The task: Every line holding the word "these" counts once. Give the total, nothing more.

Dataset records:
"""

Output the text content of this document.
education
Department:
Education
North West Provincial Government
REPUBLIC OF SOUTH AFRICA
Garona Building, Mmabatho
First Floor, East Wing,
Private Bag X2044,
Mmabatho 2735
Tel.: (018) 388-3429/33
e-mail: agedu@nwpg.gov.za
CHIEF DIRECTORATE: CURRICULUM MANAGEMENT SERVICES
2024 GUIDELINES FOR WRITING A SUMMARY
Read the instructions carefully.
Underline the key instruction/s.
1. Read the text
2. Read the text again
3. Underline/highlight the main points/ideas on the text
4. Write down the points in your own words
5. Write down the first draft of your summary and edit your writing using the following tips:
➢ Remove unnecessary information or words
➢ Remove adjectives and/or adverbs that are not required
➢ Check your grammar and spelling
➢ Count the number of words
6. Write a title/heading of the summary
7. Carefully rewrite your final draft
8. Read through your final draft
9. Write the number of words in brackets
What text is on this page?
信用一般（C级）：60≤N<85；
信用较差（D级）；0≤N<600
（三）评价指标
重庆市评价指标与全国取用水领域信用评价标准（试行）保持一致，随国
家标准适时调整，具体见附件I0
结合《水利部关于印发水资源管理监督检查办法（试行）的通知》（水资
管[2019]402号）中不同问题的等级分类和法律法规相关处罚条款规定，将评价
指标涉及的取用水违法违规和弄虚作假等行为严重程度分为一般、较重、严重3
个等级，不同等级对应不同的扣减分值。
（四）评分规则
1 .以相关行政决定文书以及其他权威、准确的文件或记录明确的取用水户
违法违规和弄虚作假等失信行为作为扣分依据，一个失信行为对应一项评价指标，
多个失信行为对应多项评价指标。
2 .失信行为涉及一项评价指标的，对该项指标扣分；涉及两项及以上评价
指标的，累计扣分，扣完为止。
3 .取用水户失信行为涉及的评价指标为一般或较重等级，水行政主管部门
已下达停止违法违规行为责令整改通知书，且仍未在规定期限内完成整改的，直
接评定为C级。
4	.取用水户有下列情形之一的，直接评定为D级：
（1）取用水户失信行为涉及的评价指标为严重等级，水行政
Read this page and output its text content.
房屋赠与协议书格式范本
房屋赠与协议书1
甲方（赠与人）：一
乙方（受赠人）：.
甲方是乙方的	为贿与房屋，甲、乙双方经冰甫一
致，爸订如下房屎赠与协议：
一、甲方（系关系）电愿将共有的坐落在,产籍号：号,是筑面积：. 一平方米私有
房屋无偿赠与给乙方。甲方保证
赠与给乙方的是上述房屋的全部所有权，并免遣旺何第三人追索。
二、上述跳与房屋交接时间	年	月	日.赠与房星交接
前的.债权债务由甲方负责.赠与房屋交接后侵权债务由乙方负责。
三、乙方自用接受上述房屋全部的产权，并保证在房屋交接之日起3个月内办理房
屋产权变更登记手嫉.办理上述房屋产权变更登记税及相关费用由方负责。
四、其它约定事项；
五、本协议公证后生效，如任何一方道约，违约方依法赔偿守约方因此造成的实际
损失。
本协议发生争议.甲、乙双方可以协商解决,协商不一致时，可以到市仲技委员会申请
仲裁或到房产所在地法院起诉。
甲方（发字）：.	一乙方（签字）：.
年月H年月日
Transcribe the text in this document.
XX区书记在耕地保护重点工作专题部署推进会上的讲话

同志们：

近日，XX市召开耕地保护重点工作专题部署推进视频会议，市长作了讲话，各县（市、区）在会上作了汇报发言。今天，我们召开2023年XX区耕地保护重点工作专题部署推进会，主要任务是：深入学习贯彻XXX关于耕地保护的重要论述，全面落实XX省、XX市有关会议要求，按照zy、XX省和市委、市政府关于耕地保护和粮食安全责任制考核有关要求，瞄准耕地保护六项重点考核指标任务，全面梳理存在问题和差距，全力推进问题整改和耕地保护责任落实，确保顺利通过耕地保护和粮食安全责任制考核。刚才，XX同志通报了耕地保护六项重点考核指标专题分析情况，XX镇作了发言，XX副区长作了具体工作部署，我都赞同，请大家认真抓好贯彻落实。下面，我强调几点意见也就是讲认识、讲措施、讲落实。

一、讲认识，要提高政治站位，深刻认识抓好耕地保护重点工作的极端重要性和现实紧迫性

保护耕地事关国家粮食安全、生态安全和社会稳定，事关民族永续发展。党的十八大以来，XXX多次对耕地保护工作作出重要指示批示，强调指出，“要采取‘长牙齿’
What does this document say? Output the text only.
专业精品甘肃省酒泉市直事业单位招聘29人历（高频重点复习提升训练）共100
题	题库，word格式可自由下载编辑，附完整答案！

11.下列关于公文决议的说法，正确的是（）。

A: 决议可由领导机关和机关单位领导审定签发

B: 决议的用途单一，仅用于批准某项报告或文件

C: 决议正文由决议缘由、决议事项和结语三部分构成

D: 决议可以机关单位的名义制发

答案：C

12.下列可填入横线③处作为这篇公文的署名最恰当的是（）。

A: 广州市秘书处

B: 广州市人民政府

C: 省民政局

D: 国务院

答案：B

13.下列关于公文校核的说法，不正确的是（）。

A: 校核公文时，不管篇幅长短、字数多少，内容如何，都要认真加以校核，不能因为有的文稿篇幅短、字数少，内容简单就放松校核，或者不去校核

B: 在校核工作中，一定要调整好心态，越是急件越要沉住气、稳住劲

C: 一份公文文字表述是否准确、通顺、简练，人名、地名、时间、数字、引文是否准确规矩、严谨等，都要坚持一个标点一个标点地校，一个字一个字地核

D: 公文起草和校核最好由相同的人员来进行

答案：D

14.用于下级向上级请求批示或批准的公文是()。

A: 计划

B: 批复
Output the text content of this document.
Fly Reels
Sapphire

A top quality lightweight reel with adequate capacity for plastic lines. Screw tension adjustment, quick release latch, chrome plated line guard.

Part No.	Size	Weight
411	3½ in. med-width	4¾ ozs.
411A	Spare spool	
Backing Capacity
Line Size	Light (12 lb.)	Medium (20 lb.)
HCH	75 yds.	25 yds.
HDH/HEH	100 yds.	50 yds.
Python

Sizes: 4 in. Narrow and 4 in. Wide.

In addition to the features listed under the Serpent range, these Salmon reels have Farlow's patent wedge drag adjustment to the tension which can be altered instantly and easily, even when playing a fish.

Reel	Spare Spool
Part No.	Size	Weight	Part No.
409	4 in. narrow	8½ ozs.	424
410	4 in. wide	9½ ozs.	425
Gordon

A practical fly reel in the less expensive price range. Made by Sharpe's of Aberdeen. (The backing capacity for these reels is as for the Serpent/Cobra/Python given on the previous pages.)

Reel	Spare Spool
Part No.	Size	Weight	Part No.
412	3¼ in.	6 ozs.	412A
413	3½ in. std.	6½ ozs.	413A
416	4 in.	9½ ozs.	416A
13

"""

Right answer: 2